▶ Short exercise
Give back the full material, exactly as it reads.

+++ Supplied material

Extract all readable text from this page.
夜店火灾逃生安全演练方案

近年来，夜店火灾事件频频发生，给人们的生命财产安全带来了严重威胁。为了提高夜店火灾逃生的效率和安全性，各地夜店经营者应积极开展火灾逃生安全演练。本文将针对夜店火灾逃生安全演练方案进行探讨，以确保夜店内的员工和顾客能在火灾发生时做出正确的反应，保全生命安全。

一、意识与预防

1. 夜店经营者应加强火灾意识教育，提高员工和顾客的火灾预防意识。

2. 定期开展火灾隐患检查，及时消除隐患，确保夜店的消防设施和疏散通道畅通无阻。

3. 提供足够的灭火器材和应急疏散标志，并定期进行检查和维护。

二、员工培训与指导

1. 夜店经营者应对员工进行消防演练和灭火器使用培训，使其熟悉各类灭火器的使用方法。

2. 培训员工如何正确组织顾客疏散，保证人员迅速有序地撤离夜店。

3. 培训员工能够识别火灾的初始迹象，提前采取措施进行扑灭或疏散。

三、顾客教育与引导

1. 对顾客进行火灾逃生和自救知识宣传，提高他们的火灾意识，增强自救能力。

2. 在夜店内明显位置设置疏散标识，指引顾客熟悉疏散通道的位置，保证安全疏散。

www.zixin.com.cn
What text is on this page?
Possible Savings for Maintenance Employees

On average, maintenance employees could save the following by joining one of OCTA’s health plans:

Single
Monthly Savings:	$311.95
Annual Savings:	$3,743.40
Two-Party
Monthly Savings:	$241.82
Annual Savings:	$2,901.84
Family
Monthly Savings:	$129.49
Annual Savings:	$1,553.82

++++++

▶ Written response
Extract all readable text from this page.
夜店火灾逃生安全演练方案

近年来，夜店火灾事件频频发生，给人们的生命财产安全带来了严重威胁。为了提高夜店火灾逃生的效率和安全性，各地夜店经营者应积极开展火灾逃生安全演练。本文将针对夜店火灾逃生安全演练方案进行探讨，以确保夜店内的员工和顾客能在火灾发生时做出正确的反应，保全生命安全。

一、意识与预防

1. 夜店经营者应加强火灾意识教育，提高员工和顾客的火灾预防意识。

2. 定期开展火灾隐患检查，及时消除隐患，确保夜店的消防设施和疏散通道畅通无阻。

3. 提供足够的灭火器材和应急疏散标志，并定期进行检查和维护。

二、员工培训与指导

1. 夜店经营者应对员工进行消防演练和灭火器使用培训，使其熟悉各类灭火器的使用方法。

2. 培训员工如何正确组织顾客疏散，保证人员迅速有序地撤离夜店。

3. 培训员工能够识别火灾的初始迹象，提前采取措施进行扑灭或疏散。

三、顾客教育与引导

1. 对顾客进行火灾逃生和自救知识宣传，提高他们的火灾意识，增强自救能力。

2. 在夜店内明显位置设置疏散标识，指引顾客熟悉疏散通道的位置，保证安全疏散。

www.zixin.com.cn
What text is on this page?
Possible Savings for Maintenance Employees

On average, maintenance employees could save the following by joining one of OCTA’s health plans:

Single
Monthly Savings:	$311.95
Annual Savings:	$3,743.40
Two-Party
Monthly Savings:	$241.82
Annual Savings:	$2,901.84
Family
Monthly Savings:	$129.49
Annual Savings:	$1,553.82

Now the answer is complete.